▸ **WHAT IS BEING ASKED**: Please find all lines in the data that hold the string "Stronger" and copy them.
◇ ◇ ◇ ◇
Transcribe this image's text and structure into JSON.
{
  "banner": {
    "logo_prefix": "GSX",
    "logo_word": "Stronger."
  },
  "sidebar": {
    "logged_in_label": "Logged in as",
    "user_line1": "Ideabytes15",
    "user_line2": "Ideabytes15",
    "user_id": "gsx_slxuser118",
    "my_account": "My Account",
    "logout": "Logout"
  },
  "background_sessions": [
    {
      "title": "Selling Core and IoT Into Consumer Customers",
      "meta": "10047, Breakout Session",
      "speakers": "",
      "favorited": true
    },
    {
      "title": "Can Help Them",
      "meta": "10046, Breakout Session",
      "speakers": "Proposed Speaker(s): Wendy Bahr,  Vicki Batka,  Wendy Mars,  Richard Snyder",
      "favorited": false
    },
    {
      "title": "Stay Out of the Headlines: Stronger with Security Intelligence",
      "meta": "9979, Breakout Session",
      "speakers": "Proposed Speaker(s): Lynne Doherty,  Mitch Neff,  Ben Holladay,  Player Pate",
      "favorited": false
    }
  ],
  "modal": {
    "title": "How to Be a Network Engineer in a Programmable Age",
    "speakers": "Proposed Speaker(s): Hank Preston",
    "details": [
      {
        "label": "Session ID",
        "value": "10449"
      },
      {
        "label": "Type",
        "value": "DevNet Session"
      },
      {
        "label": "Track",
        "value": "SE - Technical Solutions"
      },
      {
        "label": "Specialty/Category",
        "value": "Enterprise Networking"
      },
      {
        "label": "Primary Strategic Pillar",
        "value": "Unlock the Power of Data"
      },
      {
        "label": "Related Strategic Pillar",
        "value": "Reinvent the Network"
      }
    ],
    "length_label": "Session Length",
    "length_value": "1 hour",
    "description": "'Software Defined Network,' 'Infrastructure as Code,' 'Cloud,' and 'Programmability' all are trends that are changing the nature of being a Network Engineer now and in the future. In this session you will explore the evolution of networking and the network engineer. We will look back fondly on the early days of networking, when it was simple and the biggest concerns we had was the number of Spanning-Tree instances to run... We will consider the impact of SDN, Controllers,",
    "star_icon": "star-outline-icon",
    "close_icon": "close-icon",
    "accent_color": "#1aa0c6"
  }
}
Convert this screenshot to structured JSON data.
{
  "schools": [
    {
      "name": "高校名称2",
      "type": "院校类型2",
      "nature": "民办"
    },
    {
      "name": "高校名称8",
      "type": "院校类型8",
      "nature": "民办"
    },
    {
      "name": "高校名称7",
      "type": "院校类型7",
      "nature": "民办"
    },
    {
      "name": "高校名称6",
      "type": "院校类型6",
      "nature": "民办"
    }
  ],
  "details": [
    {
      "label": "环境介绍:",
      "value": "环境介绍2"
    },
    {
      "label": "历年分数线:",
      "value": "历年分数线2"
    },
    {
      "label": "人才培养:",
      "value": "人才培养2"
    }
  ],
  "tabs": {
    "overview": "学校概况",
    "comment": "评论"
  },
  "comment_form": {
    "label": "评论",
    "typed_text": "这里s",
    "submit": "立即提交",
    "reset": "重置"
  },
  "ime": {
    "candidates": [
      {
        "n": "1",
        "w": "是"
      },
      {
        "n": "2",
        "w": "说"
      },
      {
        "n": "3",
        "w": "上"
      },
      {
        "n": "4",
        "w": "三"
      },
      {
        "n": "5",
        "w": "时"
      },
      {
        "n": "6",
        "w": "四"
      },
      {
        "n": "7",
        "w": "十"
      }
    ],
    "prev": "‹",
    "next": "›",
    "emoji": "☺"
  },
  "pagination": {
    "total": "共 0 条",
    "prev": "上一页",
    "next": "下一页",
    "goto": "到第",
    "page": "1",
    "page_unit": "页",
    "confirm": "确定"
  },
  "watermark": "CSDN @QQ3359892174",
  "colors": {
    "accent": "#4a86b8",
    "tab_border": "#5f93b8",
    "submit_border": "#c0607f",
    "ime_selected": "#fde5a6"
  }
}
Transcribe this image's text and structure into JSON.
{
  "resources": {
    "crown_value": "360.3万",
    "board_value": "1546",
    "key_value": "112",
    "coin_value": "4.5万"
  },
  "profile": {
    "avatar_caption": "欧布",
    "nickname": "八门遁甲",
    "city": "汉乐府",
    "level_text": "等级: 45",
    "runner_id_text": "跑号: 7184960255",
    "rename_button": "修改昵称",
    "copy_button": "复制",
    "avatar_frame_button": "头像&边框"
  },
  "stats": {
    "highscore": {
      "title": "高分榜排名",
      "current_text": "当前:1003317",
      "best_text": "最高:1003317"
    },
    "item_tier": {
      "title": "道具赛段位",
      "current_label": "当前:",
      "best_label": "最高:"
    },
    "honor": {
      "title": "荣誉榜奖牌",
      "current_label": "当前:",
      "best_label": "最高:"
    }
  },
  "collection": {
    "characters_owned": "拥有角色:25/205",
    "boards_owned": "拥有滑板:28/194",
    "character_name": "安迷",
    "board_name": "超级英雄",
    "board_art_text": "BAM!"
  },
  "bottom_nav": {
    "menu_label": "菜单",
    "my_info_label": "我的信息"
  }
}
◇ ◇ ◇ ◇
▸ **COMPLETE ANSWER**:
    "logo_word": "Stronger."
      "title": "Stay Out of the Headlines: Stronger with Security Intelligence",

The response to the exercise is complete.